Text under study -
..............................
You can specify dependencies for files using require statement, provided those files are of the same kind. That is, function files can specify dependencies on other function files, type files can define dependencies on other type files, etc.
This alone is a show stopper for me.
Say I have a table (ignore formatting and other formalities):
CREATE TABLE test_table (id uuid primary key, test_val text, test_val_num numeric);
Now I need a PL/pgSQL function as so....
CREATE FUNCTION testfunc() RETURNS VOID AS $BODY$ DECLARE myTestRec test_table; BEGIN [do stuff] END; $BODY$
My function declares the myTestRec variable to be of type test_table which means for the create function statement to work, the test_table table must exist first. But I cannot, according to the documentation, express or depend that the dependency will be recognized and enforced. Lack of more fluid dependency management would be a show stopper for me.
I like that this tool is implemented in Go; the tool that I use which has this sort of approach is Sqitch (http://sqitch.org/) and I hate the perl dependencies that need to be fulfilled to get it to install. But couldn't leave it for something like this until a greater number of scenarios are supported.
[Edit for clarity]
You're totally right that the dependency graph handler is extremely crude, I wrote it in one evening because I had functions depending on other functions and this caused my import to fail. The dependency statements only exist to fix that, for now, and that's indeed where I think there'll be the most work to do.
..............................
Given records -
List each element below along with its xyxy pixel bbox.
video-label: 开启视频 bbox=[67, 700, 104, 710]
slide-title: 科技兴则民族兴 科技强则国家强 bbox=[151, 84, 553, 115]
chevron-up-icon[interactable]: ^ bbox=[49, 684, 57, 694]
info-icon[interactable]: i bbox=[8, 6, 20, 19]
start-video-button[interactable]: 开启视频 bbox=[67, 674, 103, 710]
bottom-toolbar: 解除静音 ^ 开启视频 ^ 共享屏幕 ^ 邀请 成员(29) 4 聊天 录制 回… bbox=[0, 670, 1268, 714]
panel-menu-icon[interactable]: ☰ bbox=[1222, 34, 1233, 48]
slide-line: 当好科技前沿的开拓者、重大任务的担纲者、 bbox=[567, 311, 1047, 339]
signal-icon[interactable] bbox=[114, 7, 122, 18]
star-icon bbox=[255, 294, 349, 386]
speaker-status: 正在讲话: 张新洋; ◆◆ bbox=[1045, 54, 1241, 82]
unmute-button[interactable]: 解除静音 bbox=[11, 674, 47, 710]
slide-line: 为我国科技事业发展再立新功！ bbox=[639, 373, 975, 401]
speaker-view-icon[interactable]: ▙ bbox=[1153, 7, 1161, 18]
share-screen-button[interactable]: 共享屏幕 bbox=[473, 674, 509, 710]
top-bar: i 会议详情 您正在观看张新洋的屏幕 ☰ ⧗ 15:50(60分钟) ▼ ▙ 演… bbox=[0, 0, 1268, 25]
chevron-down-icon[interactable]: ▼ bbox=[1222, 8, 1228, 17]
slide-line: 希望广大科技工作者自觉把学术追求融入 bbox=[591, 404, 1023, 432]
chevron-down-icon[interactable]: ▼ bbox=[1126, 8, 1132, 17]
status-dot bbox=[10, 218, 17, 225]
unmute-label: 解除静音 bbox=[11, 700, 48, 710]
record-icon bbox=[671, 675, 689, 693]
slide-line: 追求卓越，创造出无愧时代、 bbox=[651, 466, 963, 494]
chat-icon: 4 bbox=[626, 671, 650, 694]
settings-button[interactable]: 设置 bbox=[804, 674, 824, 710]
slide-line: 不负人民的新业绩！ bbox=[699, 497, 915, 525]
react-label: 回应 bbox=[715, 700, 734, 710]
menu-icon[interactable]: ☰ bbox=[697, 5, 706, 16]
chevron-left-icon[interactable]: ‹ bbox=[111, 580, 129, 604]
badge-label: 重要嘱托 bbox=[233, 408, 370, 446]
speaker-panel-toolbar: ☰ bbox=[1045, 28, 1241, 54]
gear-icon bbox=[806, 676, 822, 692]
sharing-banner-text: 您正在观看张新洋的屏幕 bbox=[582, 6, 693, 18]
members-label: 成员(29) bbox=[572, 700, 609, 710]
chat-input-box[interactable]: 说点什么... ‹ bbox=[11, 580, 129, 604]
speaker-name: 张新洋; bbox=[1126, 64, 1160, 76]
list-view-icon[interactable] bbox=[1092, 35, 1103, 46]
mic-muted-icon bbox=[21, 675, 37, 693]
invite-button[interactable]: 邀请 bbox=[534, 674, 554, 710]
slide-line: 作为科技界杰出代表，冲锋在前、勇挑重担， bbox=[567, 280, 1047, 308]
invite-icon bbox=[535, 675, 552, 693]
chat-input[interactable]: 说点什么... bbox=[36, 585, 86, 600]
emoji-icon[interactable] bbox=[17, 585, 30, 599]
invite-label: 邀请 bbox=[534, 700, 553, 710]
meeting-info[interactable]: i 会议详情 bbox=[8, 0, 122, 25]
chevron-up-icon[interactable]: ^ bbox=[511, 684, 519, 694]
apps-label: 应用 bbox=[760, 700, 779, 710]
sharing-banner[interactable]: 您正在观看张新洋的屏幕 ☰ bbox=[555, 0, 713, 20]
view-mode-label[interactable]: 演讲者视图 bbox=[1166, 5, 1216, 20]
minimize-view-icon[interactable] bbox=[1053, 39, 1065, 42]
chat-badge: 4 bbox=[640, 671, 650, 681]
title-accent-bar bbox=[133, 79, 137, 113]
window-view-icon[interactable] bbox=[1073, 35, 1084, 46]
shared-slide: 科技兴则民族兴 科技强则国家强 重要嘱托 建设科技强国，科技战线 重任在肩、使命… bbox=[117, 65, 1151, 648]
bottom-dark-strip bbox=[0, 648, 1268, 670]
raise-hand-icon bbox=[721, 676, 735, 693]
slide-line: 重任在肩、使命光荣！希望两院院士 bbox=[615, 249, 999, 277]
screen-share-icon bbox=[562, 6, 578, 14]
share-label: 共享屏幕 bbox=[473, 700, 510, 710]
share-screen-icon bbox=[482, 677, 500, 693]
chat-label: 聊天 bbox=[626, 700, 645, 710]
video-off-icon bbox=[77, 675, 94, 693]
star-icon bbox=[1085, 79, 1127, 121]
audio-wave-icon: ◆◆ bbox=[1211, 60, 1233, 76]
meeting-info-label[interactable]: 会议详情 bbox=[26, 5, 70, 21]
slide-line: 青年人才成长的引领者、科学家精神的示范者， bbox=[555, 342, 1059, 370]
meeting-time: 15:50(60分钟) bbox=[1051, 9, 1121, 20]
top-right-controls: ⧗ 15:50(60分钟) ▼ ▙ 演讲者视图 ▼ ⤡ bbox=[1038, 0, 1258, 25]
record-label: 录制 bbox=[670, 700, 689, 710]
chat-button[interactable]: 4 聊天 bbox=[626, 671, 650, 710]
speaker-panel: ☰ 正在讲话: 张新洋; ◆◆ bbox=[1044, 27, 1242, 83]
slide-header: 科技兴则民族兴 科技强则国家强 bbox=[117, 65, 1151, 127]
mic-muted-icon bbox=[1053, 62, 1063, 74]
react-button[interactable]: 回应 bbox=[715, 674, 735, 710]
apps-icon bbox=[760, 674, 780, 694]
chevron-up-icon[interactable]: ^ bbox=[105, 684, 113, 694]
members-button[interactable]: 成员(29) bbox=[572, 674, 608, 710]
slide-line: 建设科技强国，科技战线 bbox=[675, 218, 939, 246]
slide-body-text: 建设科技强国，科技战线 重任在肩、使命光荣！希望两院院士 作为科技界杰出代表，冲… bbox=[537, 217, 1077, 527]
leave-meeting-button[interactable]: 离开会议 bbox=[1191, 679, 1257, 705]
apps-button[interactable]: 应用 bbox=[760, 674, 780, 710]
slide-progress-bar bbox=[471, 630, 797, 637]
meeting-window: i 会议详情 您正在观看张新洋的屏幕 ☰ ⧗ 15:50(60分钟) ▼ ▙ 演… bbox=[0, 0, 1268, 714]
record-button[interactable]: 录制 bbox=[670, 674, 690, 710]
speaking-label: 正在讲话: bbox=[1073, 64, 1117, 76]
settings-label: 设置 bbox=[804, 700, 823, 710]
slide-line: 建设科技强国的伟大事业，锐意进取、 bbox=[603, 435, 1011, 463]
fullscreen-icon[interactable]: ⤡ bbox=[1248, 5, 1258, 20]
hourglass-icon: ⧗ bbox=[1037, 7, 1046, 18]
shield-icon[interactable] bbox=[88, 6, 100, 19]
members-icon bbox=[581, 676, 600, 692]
..............................
Set of tasks -
a - In the text on SQL dependency handling, which tool does the writer currently use that takes a similar approach?
b - Reproduce everything in the text on SQL dependency handling from "You can specify" down to "is a show stopper for me.".
The material has no role in this exercise.

Per-task outputs -
a - Sqitch.

b -
You can specify dependencies for files using require statement, provided those files are of the same kind. That is, function files can specify dependencies on other function files, type files can define dependencies on other type files, etc.
This alone is a show stopper for me.